> [Written instruction]:
Output every entry exactly, from the first line to the last.

--- Start of Provided data ---

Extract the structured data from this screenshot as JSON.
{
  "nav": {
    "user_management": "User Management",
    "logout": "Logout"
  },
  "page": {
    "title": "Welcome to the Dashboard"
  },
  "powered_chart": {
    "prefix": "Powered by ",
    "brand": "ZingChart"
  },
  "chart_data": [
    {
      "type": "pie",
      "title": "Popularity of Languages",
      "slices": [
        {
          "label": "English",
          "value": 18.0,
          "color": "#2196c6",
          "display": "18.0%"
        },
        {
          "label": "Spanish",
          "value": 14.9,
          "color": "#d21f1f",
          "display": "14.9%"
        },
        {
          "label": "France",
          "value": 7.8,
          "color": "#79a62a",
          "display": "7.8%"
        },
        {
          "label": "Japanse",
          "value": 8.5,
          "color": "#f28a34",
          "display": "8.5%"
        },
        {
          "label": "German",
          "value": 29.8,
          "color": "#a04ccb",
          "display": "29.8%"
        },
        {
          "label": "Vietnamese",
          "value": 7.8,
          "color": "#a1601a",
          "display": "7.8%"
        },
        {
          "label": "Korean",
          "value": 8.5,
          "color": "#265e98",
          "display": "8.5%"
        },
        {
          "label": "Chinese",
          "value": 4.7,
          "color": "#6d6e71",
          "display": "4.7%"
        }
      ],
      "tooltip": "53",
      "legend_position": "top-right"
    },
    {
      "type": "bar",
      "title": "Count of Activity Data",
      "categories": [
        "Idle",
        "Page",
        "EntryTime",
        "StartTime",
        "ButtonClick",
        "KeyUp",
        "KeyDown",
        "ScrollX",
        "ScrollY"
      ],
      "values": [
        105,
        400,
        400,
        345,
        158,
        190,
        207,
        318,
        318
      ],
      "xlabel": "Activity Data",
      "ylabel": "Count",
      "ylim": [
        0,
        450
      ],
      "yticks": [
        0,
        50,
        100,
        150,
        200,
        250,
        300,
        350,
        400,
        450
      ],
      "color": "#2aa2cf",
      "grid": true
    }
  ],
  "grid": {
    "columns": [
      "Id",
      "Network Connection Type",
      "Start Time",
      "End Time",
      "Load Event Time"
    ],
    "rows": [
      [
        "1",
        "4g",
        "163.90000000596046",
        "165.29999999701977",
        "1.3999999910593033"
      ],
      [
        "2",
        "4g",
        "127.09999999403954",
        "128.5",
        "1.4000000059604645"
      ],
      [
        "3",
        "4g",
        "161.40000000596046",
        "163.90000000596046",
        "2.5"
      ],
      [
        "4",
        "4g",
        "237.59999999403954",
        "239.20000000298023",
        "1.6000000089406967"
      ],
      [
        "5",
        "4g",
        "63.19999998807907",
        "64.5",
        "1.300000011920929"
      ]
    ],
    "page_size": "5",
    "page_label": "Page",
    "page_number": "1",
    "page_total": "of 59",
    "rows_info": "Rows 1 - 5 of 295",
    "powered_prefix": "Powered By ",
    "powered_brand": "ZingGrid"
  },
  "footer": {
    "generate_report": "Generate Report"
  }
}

--- End of Provided data ---

> [Task solution]:
Extract the structured data from this screenshot as JSON.
{
  "nav": {
    "user_management": "User Management",
    "logout": "Logout"
  },
  "page": {
    "title": "Welcome to the Dashboard"
  },
  "powered_chart": {
    "prefix": "Powered by ",
    "brand": "ZingChart"
  },
  "chart_data": [
    {
      "type": "pie",
      "title": "Popularity of Languages",
      "slices": [
        {
          "label": "English",
          "value": 18.0,
          "color": "#2196c6",
          "display": "18.0%"
        },
        {
          "label": "Spanish",
          "value": 14.9,
          "color": "#d21f1f",
          "display": "14.9%"
        },
        {
          "label": "France",
          "value": 7.8,
          "color": "#79a62a",
          "display": "7.8%"
        },
        {
          "label": "Japanse",
          "value": 8.5,
          "color": "#f28a34",
          "display": "8.5%"
        },
        {
          "label": "German",
          "value": 29.8,
          "color": "#a04ccb",
          "display": "29.8%"
        },
        {
          "label": "Vietnamese",
          "value": 7.8,
          "color": "#a1601a",
          "display": "7.8%"
        },
        {
          "label": "Korean",
          "value": 8.5,
          "color": "#265e98",
          "display": "8.5%"
        },
        {
          "label": "Chinese",
          "value": 4.7,
          "color": "#6d6e71",
          "display": "4.7%"
        }
      ],
      "tooltip": "53",
      "legend_position": "top-right"
    },
    {
      "type": "bar",
      "title": "Count of Activity Data",
      "categories": [
        "Idle",
        "Page",
        "EntryTime",
        "StartTime",
        "ButtonClick",
        "KeyUp",
        "KeyDown",
        "ScrollX",
        "ScrollY"
      ],
      "values": [
        105,
        400,
        400,
        345,
        158,
        190,
        207,
        318,
        318
      ],
      "xlabel": "Activity Data",
      "ylabel": "Count",
      "ylim": [
        0,
        450
      ],
      "yticks": [
        0,
        50,
        100,
        150,
        200,
        250,
        300,
        350,
        400,
        450
      ],
      "color": "#2aa2cf",
      "grid": true
    }
  ],
  "grid": {
    "columns": [
      "Id",
      "Network Connection Type",
      "Start Time",
      "End Time",
      "Load Event Time"
    ],
    "rows": [
      [
        "1",
        "4g",
        "163.90000000596046",
        "165.29999999701977",
        "1.3999999910593033"
      ],
      [
        "2",
        "4g",
        "127.09999999403954",
        "128.5",
        "1.4000000059604645"
      ],
      [
        "3",
        "4g",
        "161.40000000596046",
        "163.90000000596046",
        "2.5"
      ],
      [
        "4",
        "4g",
        "237.59999999403954",
        "239.20000000298023",
        "1.6000000089406967"
      ],
      [
        "5",
        "4g",
        "63.19999998807907",
        "64.5",
        "1.300000011920929"
      ]
    ],
    "page_size": "5",
    "page_label": "Page",
    "page_number": "1",
    "page_total": "of 59",
    "rows_info": "Rows 1 - 5 of 295",
    "powered_prefix": "Powered By ",
    "powered_brand": "ZingGrid"
  },
  "footer": {
    "generate_report": "Generate Report"
  }
}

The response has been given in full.